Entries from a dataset
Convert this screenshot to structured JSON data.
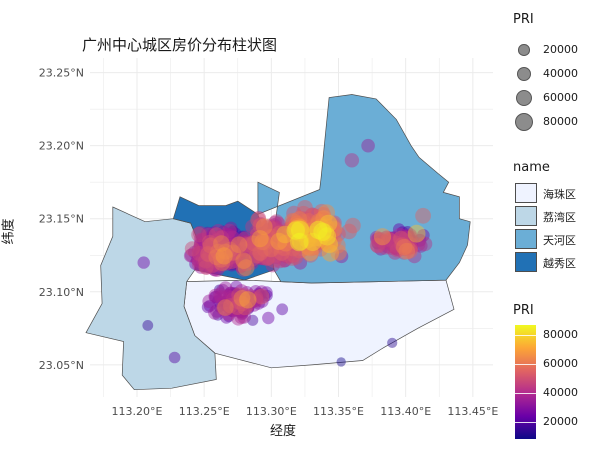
{
  "chart_data": {
    "type": "map-scatter",
    "title": "广州中心城区房价分布柱状图",
    "xlabel": "经度",
    "ylabel": "纬度",
    "x_ticks": [
      "113.20°E",
      "113.25°E",
      "113.30°E",
      "113.35°E",
      "113.40°E",
      "113.45°E"
    ],
    "y_ticks": [
      "23.05°N",
      "23.10°N",
      "23.15°N",
      "23.20°N",
      "23.25°N"
    ],
    "x_tick_values": [
      113.2,
      113.25,
      113.3,
      113.35,
      113.4,
      113.45
    ],
    "y_tick_values": [
      23.05,
      23.1,
      23.15,
      23.2,
      23.25
    ],
    "xlim": [
      113.165,
      113.465
    ],
    "ylim": [
      23.028,
      23.26
    ],
    "grid": true,
    "size_legend": {
      "title": "PRI",
      "breaks": [
        20000,
        40000,
        60000,
        80000
      ],
      "labels": [
        "20000",
        "40000",
        "60000",
        "80000"
      ],
      "color": "#8c8c8c"
    },
    "fill_legend": {
      "title": "name",
      "entries": [
        {
          "name": "海珠区",
          "color": "#eff3ff"
        },
        {
          "name": "荔湾区",
          "color": "#bdd7e7"
        },
        {
          "name": "天河区",
          "color": "#6baed6"
        },
        {
          "name": "越秀区",
          "color": "#2171b5"
        }
      ]
    },
    "color_legend": {
      "title": "PRI",
      "min": 8000,
      "max": 87000,
      "breaks": [
        20000,
        40000,
        60000,
        80000
      ],
      "labels": [
        "20000",
        "40000",
        "60000",
        "80000"
      ],
      "palette": [
        "#0d0887",
        "#6a00a8",
        "#b12a90",
        "#e16462",
        "#fca636",
        "#f0f921"
      ]
    },
    "regions": [
      {
        "name": "海珠区",
        "lonlat": [
          [
            113.237,
            23.107
          ],
          [
            113.28,
            23.108
          ],
          [
            113.33,
            23.106
          ],
          [
            113.38,
            23.107
          ],
          [
            113.43,
            23.108
          ],
          [
            113.436,
            23.088
          ],
          [
            113.409,
            23.075
          ],
          [
            113.384,
            23.062
          ],
          [
            113.368,
            23.053
          ],
          [
            113.33,
            23.05
          ],
          [
            113.3,
            23.048
          ],
          [
            113.258,
            23.058
          ],
          [
            113.243,
            23.07
          ],
          [
            113.235,
            23.09
          ]
        ]
      },
      {
        "name": "荔湾区",
        "lonlat": [
          [
            113.182,
            23.158
          ],
          [
            113.206,
            23.148
          ],
          [
            113.227,
            23.15
          ],
          [
            113.24,
            23.147
          ],
          [
            113.247,
            23.131
          ],
          [
            113.243,
            23.115
          ],
          [
            113.237,
            23.107
          ],
          [
            113.235,
            23.09
          ],
          [
            113.243,
            23.07
          ],
          [
            113.258,
            23.058
          ],
          [
            113.259,
            23.04
          ],
          [
            113.226,
            23.034
          ],
          [
            113.198,
            23.033
          ],
          [
            113.189,
            23.043
          ],
          [
            113.19,
            23.066
          ],
          [
            113.162,
            23.072
          ],
          [
            113.174,
            23.092
          ],
          [
            113.173,
            23.118
          ],
          [
            113.182,
            23.138
          ]
        ]
      },
      {
        "name": "天河区",
        "lonlat": [
          [
            113.3,
            23.128
          ],
          [
            113.306,
            23.168
          ],
          [
            113.29,
            23.175
          ],
          [
            113.29,
            23.153
          ],
          [
            113.336,
            23.17
          ],
          [
            113.337,
            23.178
          ],
          [
            113.343,
            23.233
          ],
          [
            113.36,
            23.235
          ],
          [
            113.378,
            23.232
          ],
          [
            113.393,
            23.218
          ],
          [
            113.404,
            23.2
          ],
          [
            113.41,
            23.192
          ],
          [
            113.424,
            23.181
          ],
          [
            113.432,
            23.175
          ],
          [
            113.428,
            23.168
          ],
          [
            113.44,
            23.165
          ],
          [
            113.44,
            23.15
          ],
          [
            113.448,
            23.148
          ],
          [
            113.446,
            23.132
          ],
          [
            113.44,
            23.12
          ],
          [
            113.43,
            23.108
          ],
          [
            113.38,
            23.107
          ],
          [
            113.33,
            23.106
          ],
          [
            113.307,
            23.107
          ],
          [
            113.302,
            23.115
          ]
        ]
      },
      {
        "name": "越秀区",
        "lonlat": [
          [
            113.232,
            23.165
          ],
          [
            113.246,
            23.159
          ],
          [
            113.266,
            23.159
          ],
          [
            113.275,
            23.162
          ],
          [
            113.29,
            23.153
          ],
          [
            113.3,
            23.128
          ],
          [
            113.302,
            23.115
          ],
          [
            113.28,
            23.108
          ],
          [
            113.243,
            23.115
          ],
          [
            113.247,
            23.131
          ],
          [
            113.24,
            23.147
          ],
          [
            113.227,
            23.15
          ]
        ]
      }
    ],
    "points_generation": "seeded",
    "n_points": 900
  }
}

GOAL OF THE EXERCISE
Images should not appear in the copy; retype the listing above exactly.

ANSWER FOR THIS EXERCISE
Convert this screenshot to structured JSON data.
{
  "chart_data": {
    "type": "map-scatter",
    "title": "广州中心城区房价分布柱状图",
    "xlabel": "经度",
    "ylabel": "纬度",
    "x_ticks": [
      "113.20°E",
      "113.25°E",
      "113.30°E",
      "113.35°E",
      "113.40°E",
      "113.45°E"
    ],
    "y_ticks": [
      "23.05°N",
      "23.10°N",
      "23.15°N",
      "23.20°N",
      "23.25°N"
    ],
    "x_tick_values": [
      113.2,
      113.25,
      113.3,
      113.35,
      113.4,
      113.45
    ],
    "y_tick_values": [
      23.05,
      23.1,
      23.15,
      23.2,
      23.25
    ],
    "xlim": [
      113.165,
      113.465
    ],
    "ylim": [
      23.028,
      23.26
    ],
    "grid": true,
    "size_legend": {
      "title": "PRI",
      "breaks": [
        20000,
        40000,
        60000,
        80000
      ],
      "labels": [
        "20000",
        "40000",
        "60000",
        "80000"
      ],
      "color": "#8c8c8c"
    },
    "fill_legend": {
      "title": "name",
      "entries": [
        {
          "name": "海珠区",
          "color": "#eff3ff"
        },
        {
          "name": "荔湾区",
          "color": "#bdd7e7"
        },
        {
          "name": "天河区",
          "color": "#6baed6"
        },
        {
          "name": "越秀区",
          "color": "#2171b5"
        }
      ]
    },
    "color_legend": {
      "title": "PRI",
      "min": 8000,
      "max": 87000,
      "breaks": [
        20000,
        40000,
        60000,
        80000
      ],
      "labels": [
        "20000",
        "40000",
        "60000",
        "80000"
      ],
      "palette": [
        "#0d0887",
        "#6a00a8",
        "#b12a90",
        "#e16462",
        "#fca636",
        "#f0f921"
      ]
    },
    "regions": [
      {
        "name": "海珠区",
        "lonlat": [
          [
            113.237,
            23.107
          ],
          [
            113.28,
            23.108
          ],
          [
            113.33,
            23.106
          ],
          [
            113.38,
            23.107
          ],
          [
            113.43,
            23.108
          ],
          [
            113.436,
            23.088
          ],
          [
            113.409,
            23.075
          ],
          [
            113.384,
            23.062
          ],
          [
            113.368,
            23.053
          ],
          [
            113.33,
            23.05
          ],
          [
            113.3,
            23.048
          ],
          [
            113.258,
            23.058
          ],
          [
            113.243,
            23.07
          ],
          [
            113.235,
            23.09
          ]
        ]
      },
      {
        "name": "荔湾区",
        "lonlat": [
          [
            113.182,
            23.158
          ],
          [
            113.206,
            23.148
          ],
          [
            113.227,
            23.15
          ],
          [
            113.24,
            23.147
          ],
          [
            113.247,
            23.131
          ],
          [
            113.243,
            23.115
          ],
          [
            113.237,
            23.107
          ],
          [
            113.235,
            23.09
          ],
          [
            113.243,
            23.07
          ],
          [
            113.258,
            23.058
          ],
          [
            113.259,
            23.04
          ],
          [
            113.226,
            23.034
          ],
          [
            113.198,
            23.033
          ],
          [
            113.189,
            23.043
          ],
          [
            113.19,
            23.066
          ],
          [
            113.162,
            23.072
          ],
          [
            113.174,
            23.092
          ],
          [
            113.173,
            23.118
          ],
          [
            113.182,
            23.138
          ]
        ]
      },
      {
        "name": "天河区",
        "lonlat": [
          [
            113.3,
            23.128
          ],
          [
            113.306,
            23.168
          ],
          [
            113.29,
            23.175
          ],
          [
            113.29,
            23.153
          ],
          [
            113.336,
            23.17
          ],
          [
            113.337,
            23.178
          ],
          [
            113.343,
            23.233
          ],
          [
            113.36,
            23.235
          ],
          [
            113.378,
            23.232
          ],
          [
            113.393,
            23.218
          ],
          [
            113.404,
            23.2
          ],
          [
            113.41,
            23.192
          ],
          [
            113.424,
            23.181
          ],
          [
            113.432,
            23.175
          ],
          [
            113.428,
            23.168
          ],
          [
            113.44,
            23.165
          ],
          [
            113.44,
            23.15
          ],
          [
            113.448,
            23.148
          ],
          [
            113.446,
            23.132
          ],
          [
            113.44,
            23.12
          ],
          [
            113.43,
            23.108
          ],
          [
            113.38,
            23.107
          ],
          [
            113.33,
            23.106
          ],
          [
            113.307,
            23.107
          ],
          [
            113.302,
            23.115
          ]
        ]
      },
      {
        "name": "越秀区",
        "lonlat": [
          [
            113.232,
            23.165
          ],
          [
            113.246,
            23.159
          ],
          [
            113.266,
            23.159
          ],
          [
            113.275,
            23.162
          ],
          [
            113.29,
            23.153
          ],
          [
            113.3,
            23.128
          ],
          [
            113.302,
            23.115
          ],
          [
            113.28,
            23.108
          ],
          [
            113.243,
            23.115
          ],
          [
            113.247,
            23.131
          ],
          [
            113.24,
            23.147
          ],
          [
            113.227,
            23.15
          ]
        ]
      }
    ],
    "points_generation": "seeded",
    "n_points": 900
  }
}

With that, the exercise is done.